TO BE DONE: Count every line in the entries that contains "British". Report that count alone.

● ● ● ● ●

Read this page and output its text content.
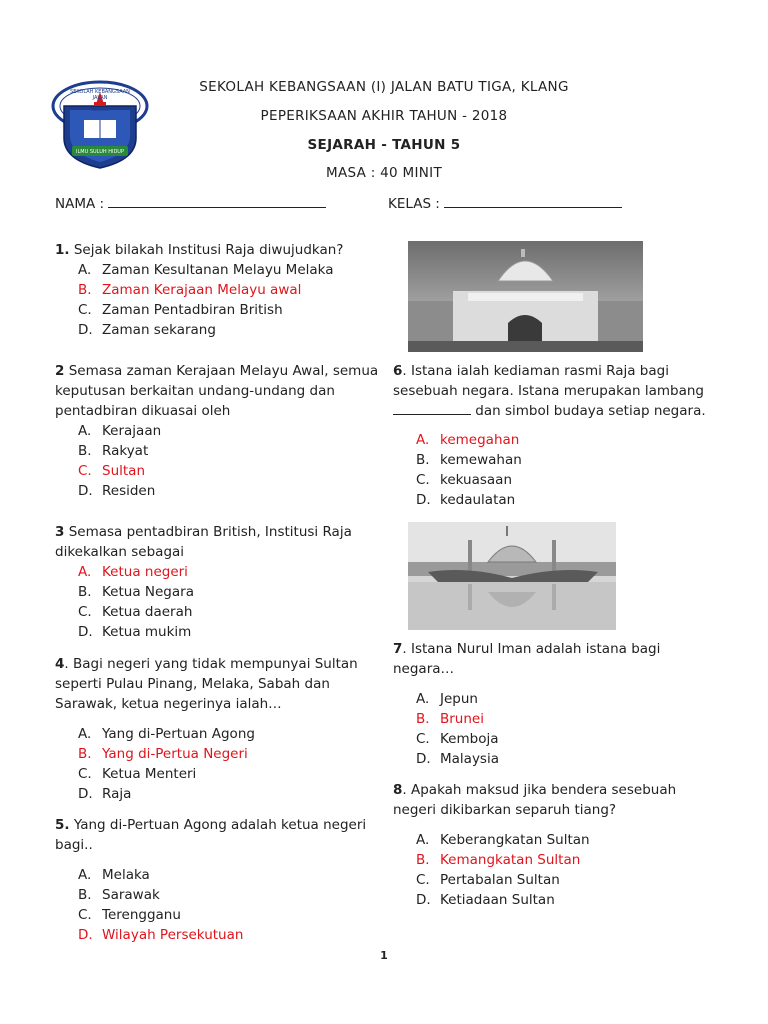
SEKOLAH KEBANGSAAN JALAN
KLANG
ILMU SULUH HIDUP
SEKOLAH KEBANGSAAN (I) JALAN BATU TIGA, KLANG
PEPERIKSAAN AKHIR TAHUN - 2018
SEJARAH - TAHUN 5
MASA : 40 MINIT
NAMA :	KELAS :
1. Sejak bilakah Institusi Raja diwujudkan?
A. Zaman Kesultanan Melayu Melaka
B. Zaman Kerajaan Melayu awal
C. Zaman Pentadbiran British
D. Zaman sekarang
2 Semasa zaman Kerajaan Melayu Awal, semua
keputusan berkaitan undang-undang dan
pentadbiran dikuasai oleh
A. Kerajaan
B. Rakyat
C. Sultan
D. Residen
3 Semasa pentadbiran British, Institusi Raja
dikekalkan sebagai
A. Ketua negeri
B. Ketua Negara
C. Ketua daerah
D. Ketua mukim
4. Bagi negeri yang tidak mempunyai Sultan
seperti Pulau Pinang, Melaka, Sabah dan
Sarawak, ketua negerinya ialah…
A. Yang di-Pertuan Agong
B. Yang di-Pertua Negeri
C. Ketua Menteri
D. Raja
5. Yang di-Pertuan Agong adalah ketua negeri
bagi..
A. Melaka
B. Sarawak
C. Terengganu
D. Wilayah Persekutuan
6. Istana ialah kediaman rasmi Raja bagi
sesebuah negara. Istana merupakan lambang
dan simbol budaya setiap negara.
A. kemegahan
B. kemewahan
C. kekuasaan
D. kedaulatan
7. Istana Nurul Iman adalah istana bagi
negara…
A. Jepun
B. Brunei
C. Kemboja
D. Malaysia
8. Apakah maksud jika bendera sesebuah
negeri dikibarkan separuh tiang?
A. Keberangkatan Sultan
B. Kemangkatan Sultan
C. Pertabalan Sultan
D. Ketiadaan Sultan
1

● ● ● ● ●

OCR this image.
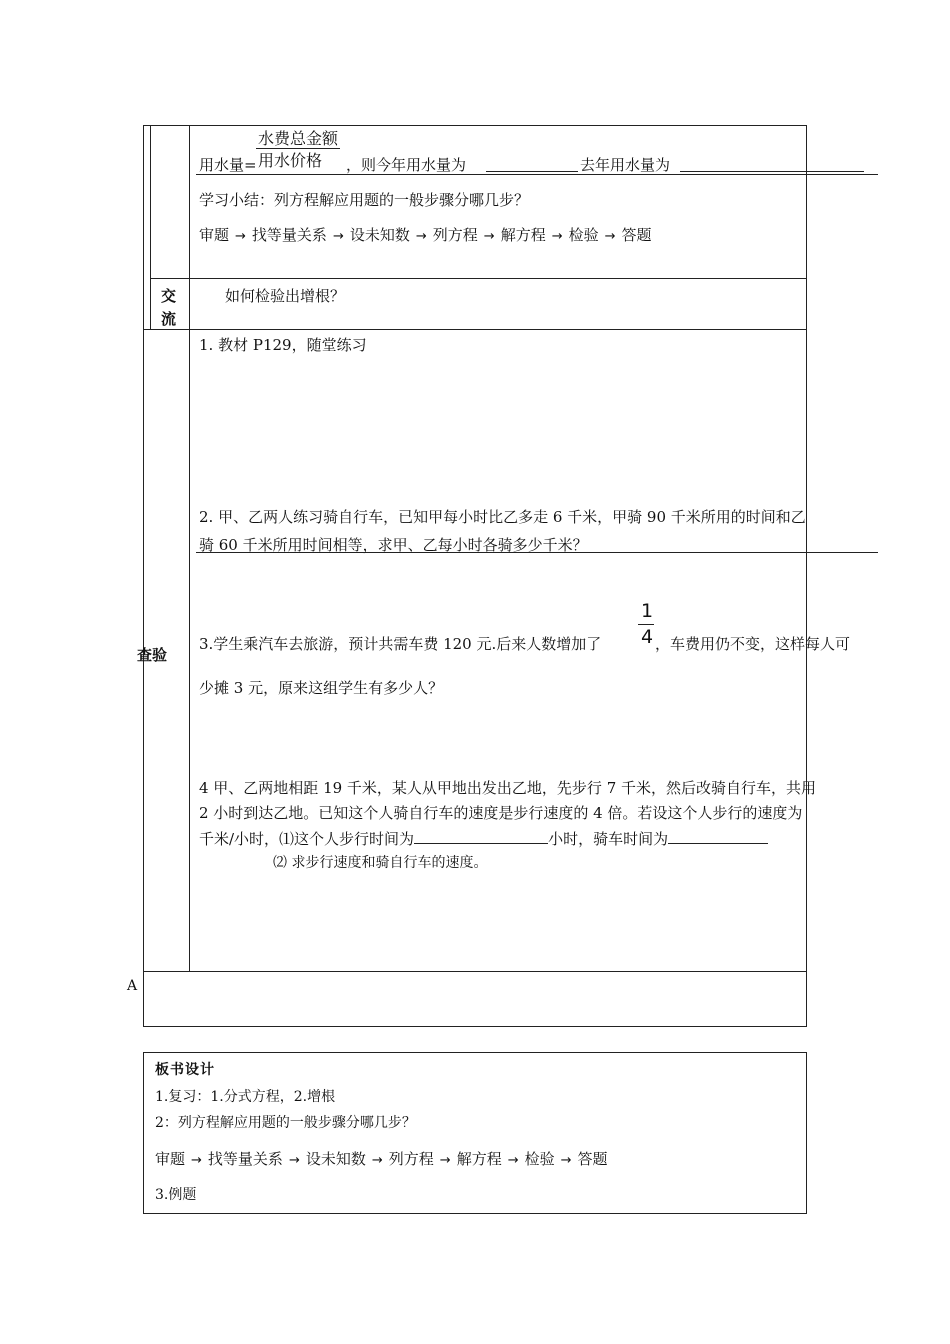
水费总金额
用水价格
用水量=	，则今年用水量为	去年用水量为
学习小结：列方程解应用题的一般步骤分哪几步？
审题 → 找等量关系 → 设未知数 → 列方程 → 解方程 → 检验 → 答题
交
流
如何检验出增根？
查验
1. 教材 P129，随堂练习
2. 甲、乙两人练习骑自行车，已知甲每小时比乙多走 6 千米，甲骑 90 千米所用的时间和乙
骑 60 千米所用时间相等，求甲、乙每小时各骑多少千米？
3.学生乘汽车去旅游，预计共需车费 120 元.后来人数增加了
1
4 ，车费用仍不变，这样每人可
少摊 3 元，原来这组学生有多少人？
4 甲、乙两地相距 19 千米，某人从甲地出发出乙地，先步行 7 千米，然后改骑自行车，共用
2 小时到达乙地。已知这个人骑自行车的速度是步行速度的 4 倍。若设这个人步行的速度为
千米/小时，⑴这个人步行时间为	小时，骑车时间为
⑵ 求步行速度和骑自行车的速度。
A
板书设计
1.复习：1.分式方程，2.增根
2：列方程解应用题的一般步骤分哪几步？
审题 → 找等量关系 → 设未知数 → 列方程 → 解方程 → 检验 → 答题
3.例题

● ● ● ● ●

COMPLETE OUTPUT: 2